What the exercise asks | Write the material out again in full, word for word. Do not include the pictures.

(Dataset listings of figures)
::::::::::

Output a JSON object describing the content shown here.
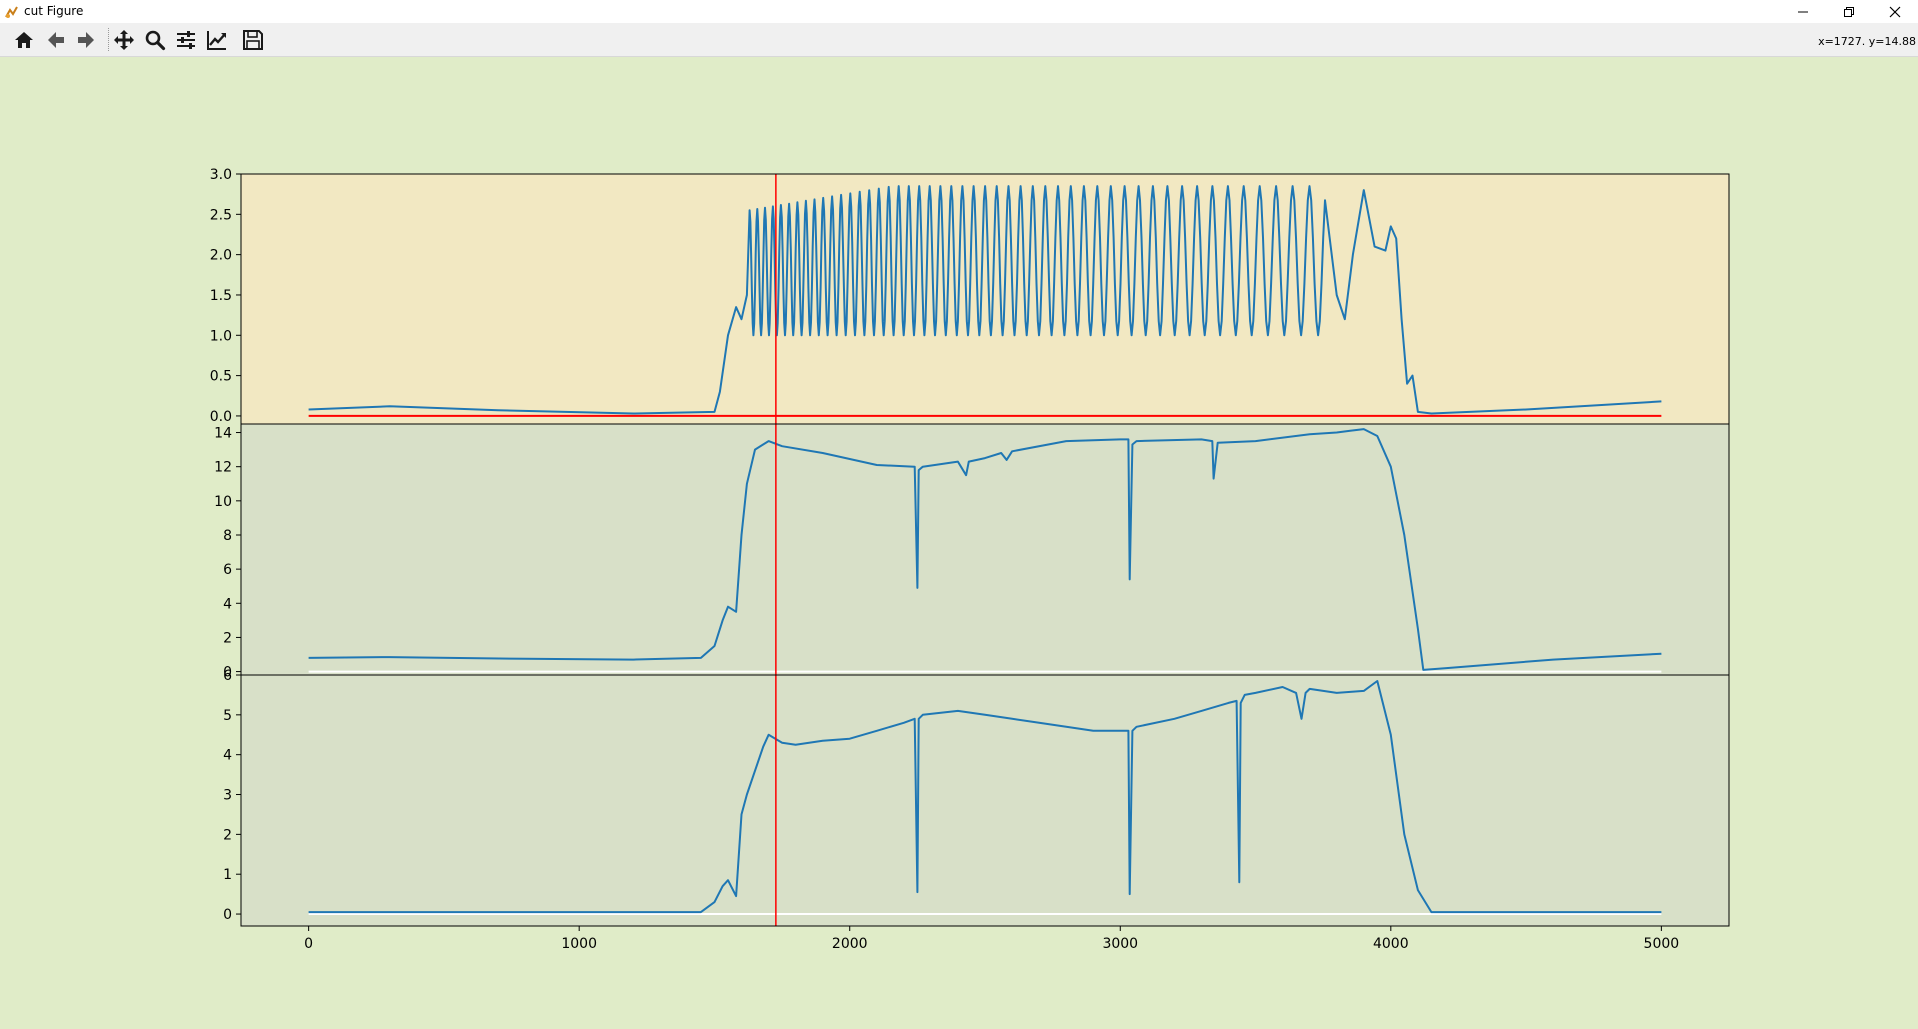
{
  "window": {
    "title": "cut Figure",
    "minimize_icon": "minimize-icon",
    "maximize_icon": "restore-icon",
    "close_icon": "close-icon"
  },
  "toolbar": {
    "buttons": [
      {
        "name": "home",
        "icon": "home-icon"
      },
      {
        "name": "back",
        "icon": "arrow-left-icon"
      },
      {
        "name": "forward",
        "icon": "arrow-right-icon"
      },
      {
        "name": "pan",
        "icon": "move-icon"
      },
      {
        "name": "zoom",
        "icon": "magnifier-icon"
      },
      {
        "name": "subplots",
        "icon": "sliders-icon"
      },
      {
        "name": "customize",
        "icon": "line-chart-icon"
      },
      {
        "name": "save",
        "icon": "floppy-disk-icon"
      }
    ]
  },
  "status": {
    "coordinates": "x=1727. y=14.88"
  },
  "colors": {
    "figure_background": "#e0ecc8",
    "panel_1_background": "#f2e8c2",
    "panel_2_3_background": "#d8e0c8",
    "trace": "#1f77b4",
    "cursor_line": "#ff0000",
    "baseline_panel_1": "#ff0000",
    "baseline_panel_2_3": "#ffffff"
  },
  "chart_data": [
    {
      "type": "line",
      "panel": 1,
      "xlim": [
        -250,
        5250
      ],
      "ylim": [
        -0.1,
        3.0
      ],
      "yticks": [
        "0.0",
        "0.5",
        "1.0",
        "1.5",
        "2.0",
        "2.5",
        "3.0"
      ],
      "ytick_values": [
        0.0,
        0.5,
        1.0,
        1.5,
        2.0,
        2.5,
        3.0
      ],
      "cursor_x": 1727,
      "baseline_y": 0.0,
      "series": [
        {
          "x": [
            0,
            300,
            700,
            1200,
            1500,
            1520,
            1550,
            1580,
            1600,
            1620,
            1640,
            1660,
            1700,
            1800,
            2000,
            2300,
            2800,
            3300,
            3700,
            3800,
            3830,
            3860,
            3900,
            3940,
            3980,
            4000,
            4020,
            4040,
            4060,
            4080,
            4100,
            4150,
            4500,
            5000
          ],
          "y": [
            0.08,
            0.12,
            0.07,
            0.03,
            0.05,
            0.3,
            1.0,
            1.35,
            1.2,
            1.5,
            2.55,
            1.0,
            1.75,
            1.75,
            1.85,
            1.95,
            1.93,
            1.93,
            1.95,
            1.5,
            1.2,
            2.0,
            2.8,
            2.1,
            2.05,
            2.35,
            2.2,
            1.2,
            0.4,
            0.5,
            0.05,
            0.03,
            0.08,
            0.18
          ],
          "oscillation": {
            "start_x": 1630,
            "end_x": 3760,
            "period_start": 28,
            "period_end": 64,
            "low": 1.0,
            "high_start": 2.55,
            "high_mid": 2.85
          }
        }
      ]
    },
    {
      "type": "line",
      "panel": 2,
      "xlim": [
        -250,
        5250
      ],
      "ylim": [
        -0.2,
        14.5
      ],
      "yticks": [
        "0",
        "2",
        "4",
        "6",
        "8",
        "10",
        "12",
        "14"
      ],
      "ytick_values": [
        0,
        2,
        4,
        6,
        8,
        10,
        12,
        14
      ],
      "cursor_x": 1727,
      "baseline_y": 0,
      "series": [
        {
          "x": [
            0,
            300,
            800,
            1200,
            1450,
            1500,
            1530,
            1550,
            1580,
            1600,
            1620,
            1650,
            1700,
            1750,
            1900,
            2100,
            2240,
            2250,
            2255,
            2270,
            2400,
            2430,
            2440,
            2500,
            2560,
            2580,
            2600,
            2800,
            3000,
            3030,
            3035,
            3045,
            3060,
            3300,
            3340,
            3345,
            3360,
            3500,
            3700,
            3800,
            3850,
            3900,
            3950,
            4000,
            4050,
            4100,
            4120,
            4200,
            4600,
            5000
          ],
          "y": [
            0.8,
            0.85,
            0.75,
            0.7,
            0.8,
            1.5,
            3.0,
            3.8,
            3.5,
            8.0,
            11.0,
            13.0,
            13.5,
            13.2,
            12.8,
            12.1,
            12.0,
            4.9,
            11.8,
            12.0,
            12.3,
            11.5,
            12.3,
            12.5,
            12.8,
            12.4,
            12.9,
            13.5,
            13.6,
            13.6,
            5.4,
            13.3,
            13.5,
            13.6,
            13.5,
            11.3,
            13.4,
            13.5,
            13.9,
            14.0,
            14.1,
            14.2,
            13.8,
            12.0,
            8.0,
            2.5,
            0.1,
            0.2,
            0.7,
            1.05
          ]
        }
      ]
    },
    {
      "type": "line",
      "panel": 3,
      "xlim": [
        -250,
        5250
      ],
      "ylim": [
        -0.3,
        6.0
      ],
      "yticks": [
        "0",
        "1",
        "2",
        "3",
        "4",
        "5",
        "6"
      ],
      "ytick_values": [
        0,
        1,
        2,
        3,
        4,
        5,
        6
      ],
      "cursor_x": 1727,
      "baseline_y": 0,
      "xticks": [
        "0",
        "1000",
        "2000",
        "3000",
        "4000",
        "5000"
      ],
      "xtick_values": [
        0,
        1000,
        2000,
        3000,
        4000,
        5000
      ],
      "series": [
        {
          "x": [
            0,
            1000,
            1450,
            1500,
            1530,
            1550,
            1580,
            1600,
            1620,
            1680,
            1700,
            1750,
            1800,
            1900,
            2000,
            2100,
            2200,
            2240,
            2250,
            2255,
            2270,
            2400,
            2500,
            2600,
            2700,
            2800,
            2900,
            3000,
            3030,
            3035,
            3045,
            3060,
            3200,
            3300,
            3400,
            3430,
            3440,
            3445,
            3460,
            3500,
            3600,
            3650,
            3670,
            3685,
            3700,
            3800,
            3900,
            3950,
            4000,
            4050,
            4100,
            4150,
            4500,
            5000
          ],
          "y": [
            0.05,
            0.05,
            0.05,
            0.3,
            0.7,
            0.85,
            0.45,
            2.5,
            3.0,
            4.2,
            4.5,
            4.3,
            4.25,
            4.35,
            4.4,
            4.6,
            4.8,
            4.9,
            0.55,
            4.9,
            5.0,
            5.1,
            5.0,
            4.9,
            4.8,
            4.7,
            4.6,
            4.6,
            4.6,
            0.5,
            4.6,
            4.7,
            4.9,
            5.1,
            5.3,
            5.35,
            0.8,
            5.3,
            5.5,
            5.55,
            5.7,
            5.55,
            4.9,
            5.55,
            5.65,
            5.55,
            5.6,
            5.85,
            4.5,
            2.0,
            0.6,
            0.05,
            0.05,
            0.05
          ]
        }
      ]
    }
  ]
}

::::::::::

The response |
Output a JSON object describing the content shown here.
{
  "window": {
    "title": "cut Figure",
    "minimize_icon": "minimize-icon",
    "maximize_icon": "restore-icon",
    "close_icon": "close-icon"
  },
  "toolbar": {
    "buttons": [
      {
        "name": "home",
        "icon": "home-icon"
      },
      {
        "name": "back",
        "icon": "arrow-left-icon"
      },
      {
        "name": "forward",
        "icon": "arrow-right-icon"
      },
      {
        "name": "pan",
        "icon": "move-icon"
      },
      {
        "name": "zoom",
        "icon": "magnifier-icon"
      },
      {
        "name": "subplots",
        "icon": "sliders-icon"
      },
      {
        "name": "customize",
        "icon": "line-chart-icon"
      },
      {
        "name": "save",
        "icon": "floppy-disk-icon"
      }
    ]
  },
  "status": {
    "coordinates": "x=1727. y=14.88"
  },
  "colors": {
    "figure_background": "#e0ecc8",
    "panel_1_background": "#f2e8c2",
    "panel_2_3_background": "#d8e0c8",
    "trace": "#1f77b4",
    "cursor_line": "#ff0000",
    "baseline_panel_1": "#ff0000",
    "baseline_panel_2_3": "#ffffff"
  },
  "chart_data": [
    {
      "type": "line",
      "panel": 1,
      "xlim": [
        -250,
        5250
      ],
      "ylim": [
        -0.1,
        3.0
      ],
      "yticks": [
        "0.0",
        "0.5",
        "1.0",
        "1.5",
        "2.0",
        "2.5",
        "3.0"
      ],
      "ytick_values": [
        0.0,
        0.5,
        1.0,
        1.5,
        2.0,
        2.5,
        3.0
      ],
      "cursor_x": 1727,
      "baseline_y": 0.0,
      "series": [
        {
          "x": [
            0,
            300,
            700,
            1200,
            1500,
            1520,
            1550,
            1580,
            1600,
            1620,
            1640,
            1660,
            1700,
            1800,
            2000,
            2300,
            2800,
            3300,
            3700,
            3800,
            3830,
            3860,
            3900,
            3940,
            3980,
            4000,
            4020,
            4040,
            4060,
            4080,
            4100,
            4150,
            4500,
            5000
          ],
          "y": [
            0.08,
            0.12,
            0.07,
            0.03,
            0.05,
            0.3,
            1.0,
            1.35,
            1.2,
            1.5,
            2.55,
            1.0,
            1.75,
            1.75,
            1.85,
            1.95,
            1.93,
            1.93,
            1.95,
            1.5,
            1.2,
            2.0,
            2.8,
            2.1,
            2.05,
            2.35,
            2.2,
            1.2,
            0.4,
            0.5,
            0.05,
            0.03,
            0.08,
            0.18
          ],
          "oscillation": {
            "start_x": 1630,
            "end_x": 3760,
            "period_start": 28,
            "period_end": 64,
            "low": 1.0,
            "high_start": 2.55,
            "high_mid": 2.85
          }
        }
      ]
    },
    {
      "type": "line",
      "panel": 2,
      "xlim": [
        -250,
        5250
      ],
      "ylim": [
        -0.2,
        14.5
      ],
      "yticks": [
        "0",
        "2",
        "4",
        "6",
        "8",
        "10",
        "12",
        "14"
      ],
      "ytick_values": [
        0,
        2,
        4,
        6,
        8,
        10,
        12,
        14
      ],
      "cursor_x": 1727,
      "baseline_y": 0,
      "series": [
        {
          "x": [
            0,
            300,
            800,
            1200,
            1450,
            1500,
            1530,
            1550,
            1580,
            1600,
            1620,
            1650,
            1700,
            1750,
            1900,
            2100,
            2240,
            2250,
            2255,
            2270,
            2400,
            2430,
            2440,
            2500,
            2560,
            2580,
            2600,
            2800,
            3000,
            3030,
            3035,
            3045,
            3060,
            3300,
            3340,
            3345,
            3360,
            3500,
            3700,
            3800,
            3850,
            3900,
            3950,
            4000,
            4050,
            4100,
            4120,
            4200,
            4600,
            5000
          ],
          "y": [
            0.8,
            0.85,
            0.75,
            0.7,
            0.8,
            1.5,
            3.0,
            3.8,
            3.5,
            8.0,
            11.0,
            13.0,
            13.5,
            13.2,
            12.8,
            12.1,
            12.0,
            4.9,
            11.8,
            12.0,
            12.3,
            11.5,
            12.3,
            12.5,
            12.8,
            12.4,
            12.9,
            13.5,
            13.6,
            13.6,
            5.4,
            13.3,
            13.5,
            13.6,
            13.5,
            11.3,
            13.4,
            13.5,
            13.9,
            14.0,
            14.1,
            14.2,
            13.8,
            12.0,
            8.0,
            2.5,
            0.1,
            0.2,
            0.7,
            1.05
          ]
        }
      ]
    },
    {
      "type": "line",
      "panel": 3,
      "xlim": [
        -250,
        5250
      ],
      "ylim": [
        -0.3,
        6.0
      ],
      "yticks": [
        "0",
        "1",
        "2",
        "3",
        "4",
        "5",
        "6"
      ],
      "ytick_values": [
        0,
        1,
        2,
        3,
        4,
        5,
        6
      ],
      "cursor_x": 1727,
      "baseline_y": 0,
      "xticks": [
        "0",
        "1000",
        "2000",
        "3000",
        "4000",
        "5000"
      ],
      "xtick_values": [
        0,
        1000,
        2000,
        3000,
        4000,
        5000
      ],
      "series": [
        {
          "x": [
            0,
            1000,
            1450,
            1500,
            1530,
            1550,
            1580,
            1600,
            1620,
            1680,
            1700,
            1750,
            1800,
            1900,
            2000,
            2100,
            2200,
            2240,
            2250,
            2255,
            2270,
            2400,
            2500,
            2600,
            2700,
            2800,
            2900,
            3000,
            3030,
            3035,
            3045,
            3060,
            3200,
            3300,
            3400,
            3430,
            3440,
            3445,
            3460,
            3500,
            3600,
            3650,
            3670,
            3685,
            3700,
            3800,
            3900,
            3950,
            4000,
            4050,
            4100,
            4150,
            4500,
            5000
          ],
          "y": [
            0.05,
            0.05,
            0.05,
            0.3,
            0.7,
            0.85,
            0.45,
            2.5,
            3.0,
            4.2,
            4.5,
            4.3,
            4.25,
            4.35,
            4.4,
            4.6,
            4.8,
            4.9,
            0.55,
            4.9,
            5.0,
            5.1,
            5.0,
            4.9,
            4.8,
            4.7,
            4.6,
            4.6,
            4.6,
            0.5,
            4.6,
            4.7,
            4.9,
            5.1,
            5.3,
            5.35,
            0.8,
            5.3,
            5.5,
            5.55,
            5.7,
            5.55,
            4.9,
            5.55,
            5.65,
            5.55,
            5.6,
            5.85,
            4.5,
            2.0,
            0.6,
            0.05,
            0.05,
            0.05
          ]
        }
      ]
    }
  ]
}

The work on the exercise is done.